■ **Your goal**
Go through the data below and gather each line containing "international".

■ **Material to process**
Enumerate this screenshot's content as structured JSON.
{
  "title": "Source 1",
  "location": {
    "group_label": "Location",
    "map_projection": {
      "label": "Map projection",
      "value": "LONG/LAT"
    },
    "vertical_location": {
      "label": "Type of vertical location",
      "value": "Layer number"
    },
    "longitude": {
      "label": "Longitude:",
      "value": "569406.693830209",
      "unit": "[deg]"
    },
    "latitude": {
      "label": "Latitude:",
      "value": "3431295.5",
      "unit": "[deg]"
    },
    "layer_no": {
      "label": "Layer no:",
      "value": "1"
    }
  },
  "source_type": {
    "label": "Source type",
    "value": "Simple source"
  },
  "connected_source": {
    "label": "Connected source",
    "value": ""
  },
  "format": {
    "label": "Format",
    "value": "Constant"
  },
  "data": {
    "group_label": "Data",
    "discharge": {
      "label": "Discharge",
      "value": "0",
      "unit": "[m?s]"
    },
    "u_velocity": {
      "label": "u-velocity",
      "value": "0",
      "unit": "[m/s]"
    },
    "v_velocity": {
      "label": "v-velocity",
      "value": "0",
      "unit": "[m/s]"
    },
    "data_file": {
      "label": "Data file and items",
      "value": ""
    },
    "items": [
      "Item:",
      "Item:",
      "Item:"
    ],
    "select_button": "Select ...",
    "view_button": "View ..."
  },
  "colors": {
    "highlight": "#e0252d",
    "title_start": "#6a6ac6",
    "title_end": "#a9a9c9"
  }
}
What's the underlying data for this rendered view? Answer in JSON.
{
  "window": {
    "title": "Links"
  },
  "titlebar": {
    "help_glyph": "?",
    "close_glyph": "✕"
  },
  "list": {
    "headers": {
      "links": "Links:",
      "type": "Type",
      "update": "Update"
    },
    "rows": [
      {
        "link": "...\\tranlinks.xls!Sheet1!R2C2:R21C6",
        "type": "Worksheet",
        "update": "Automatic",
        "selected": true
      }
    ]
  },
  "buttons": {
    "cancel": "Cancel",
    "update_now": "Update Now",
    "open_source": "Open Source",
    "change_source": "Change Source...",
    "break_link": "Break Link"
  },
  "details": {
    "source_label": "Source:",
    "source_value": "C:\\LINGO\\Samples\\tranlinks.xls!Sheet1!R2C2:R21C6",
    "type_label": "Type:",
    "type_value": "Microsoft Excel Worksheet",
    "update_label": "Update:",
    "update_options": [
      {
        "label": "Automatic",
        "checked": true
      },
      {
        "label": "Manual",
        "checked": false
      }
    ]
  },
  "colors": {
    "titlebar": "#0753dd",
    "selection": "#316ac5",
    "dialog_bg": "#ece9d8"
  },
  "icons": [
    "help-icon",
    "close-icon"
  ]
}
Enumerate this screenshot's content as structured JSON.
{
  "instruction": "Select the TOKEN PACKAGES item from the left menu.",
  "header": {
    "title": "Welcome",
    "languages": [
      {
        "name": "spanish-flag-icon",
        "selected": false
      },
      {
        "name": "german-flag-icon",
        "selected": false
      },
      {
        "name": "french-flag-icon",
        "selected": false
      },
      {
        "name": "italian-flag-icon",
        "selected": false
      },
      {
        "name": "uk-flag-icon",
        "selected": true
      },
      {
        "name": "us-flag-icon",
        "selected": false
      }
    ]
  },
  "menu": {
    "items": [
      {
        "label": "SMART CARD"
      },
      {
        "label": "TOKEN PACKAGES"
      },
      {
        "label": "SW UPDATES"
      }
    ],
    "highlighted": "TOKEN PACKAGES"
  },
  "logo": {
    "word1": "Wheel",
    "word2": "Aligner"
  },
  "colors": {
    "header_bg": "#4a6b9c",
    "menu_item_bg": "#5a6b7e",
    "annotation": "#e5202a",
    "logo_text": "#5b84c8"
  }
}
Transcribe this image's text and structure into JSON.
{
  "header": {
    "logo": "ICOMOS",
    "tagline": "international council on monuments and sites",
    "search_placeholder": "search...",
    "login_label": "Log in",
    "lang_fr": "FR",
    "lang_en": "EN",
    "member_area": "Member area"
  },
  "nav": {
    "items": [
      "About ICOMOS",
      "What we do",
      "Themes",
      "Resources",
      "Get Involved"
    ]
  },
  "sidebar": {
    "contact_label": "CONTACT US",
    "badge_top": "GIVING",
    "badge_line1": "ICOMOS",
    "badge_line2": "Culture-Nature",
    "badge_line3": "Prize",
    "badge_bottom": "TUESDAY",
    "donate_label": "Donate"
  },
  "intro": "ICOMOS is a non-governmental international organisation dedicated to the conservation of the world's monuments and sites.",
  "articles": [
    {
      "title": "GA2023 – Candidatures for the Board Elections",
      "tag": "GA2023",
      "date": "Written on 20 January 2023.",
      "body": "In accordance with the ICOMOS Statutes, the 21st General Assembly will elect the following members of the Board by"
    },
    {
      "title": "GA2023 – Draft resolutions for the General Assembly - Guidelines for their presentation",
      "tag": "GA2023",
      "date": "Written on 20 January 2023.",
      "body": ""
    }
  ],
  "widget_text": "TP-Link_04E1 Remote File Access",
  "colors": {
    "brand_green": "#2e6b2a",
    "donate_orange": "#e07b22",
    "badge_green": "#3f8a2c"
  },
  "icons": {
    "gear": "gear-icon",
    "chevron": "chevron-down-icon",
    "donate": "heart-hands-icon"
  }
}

■ **Written solution**
    "tagline": "international council on monuments and sites",
  "intro": "ICOMOS is a non-governmental international organisation dedicated to the conservation of the world's monuments and sites.",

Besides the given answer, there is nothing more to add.